--- BEGIN Entries ---
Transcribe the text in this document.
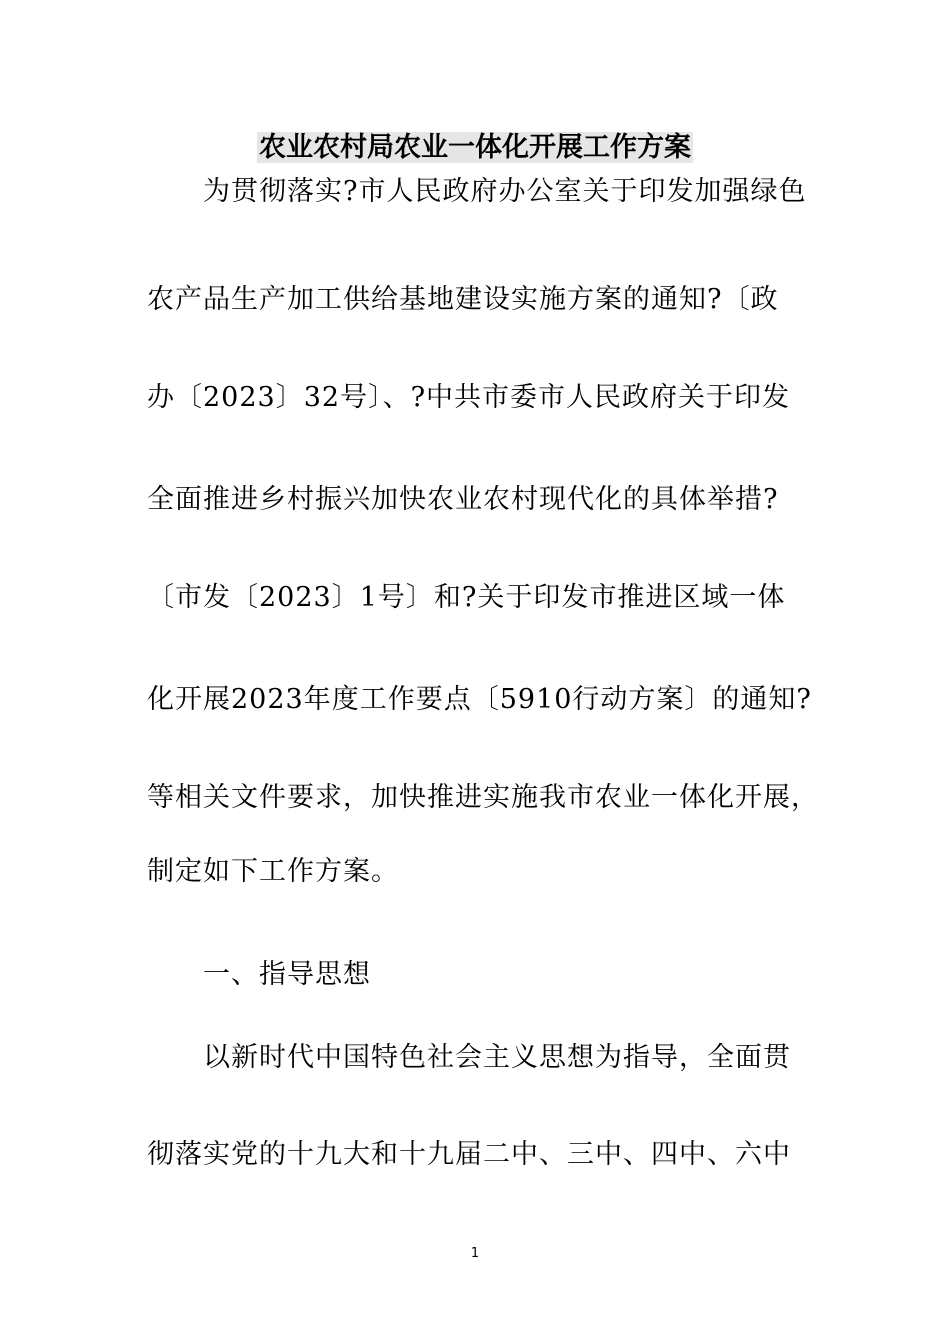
农业农村局农业一体化开展工作方案
为贯彻落实?市人民政府办公室关于印发加强绿色
农产品生产加工供给基地建设实施方案的通知?〔政
办〔2023〕32号〕、?中共市委市人民政府关于印发
全面推进乡村振兴加快农业农村现代化的具体举措?
〔市发〔2023〕1号〕和?关于印发市推进区域一体
化开展2023年度工作要点〔5910行动方案〕的通知?
等相关文件要求，加快推进实施我市农业一体化开展，
制定如下工作方案。
一、指导思想
以新时代中国特色社会主义思想为指导，全面贯
彻落实党的十九大和十九届二中、三中、四中、六中
1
--- END Entries ---
Copy each line in full and exactly, omitting any picture.

Exercise solution:
Transcribe the text in this document.
农业农村局农业一体化开展工作方案
为贯彻落实?市人民政府办公室关于印发加强绿色
农产品生产加工供给基地建设实施方案的通知?〔政
办〔2023〕32号〕、?中共市委市人民政府关于印发
全面推进乡村振兴加快农业农村现代化的具体举措?
〔市发〔2023〕1号〕和?关于印发市推进区域一体
化开展2023年度工作要点〔5910行动方案〕的通知?
等相关文件要求，加快推进实施我市农业一体化开展，
制定如下工作方案。
一、指导思想
以新时代中国特色社会主义思想为指导，全面贯
彻落实党的十九大和十九届二中、三中、四中、六中
1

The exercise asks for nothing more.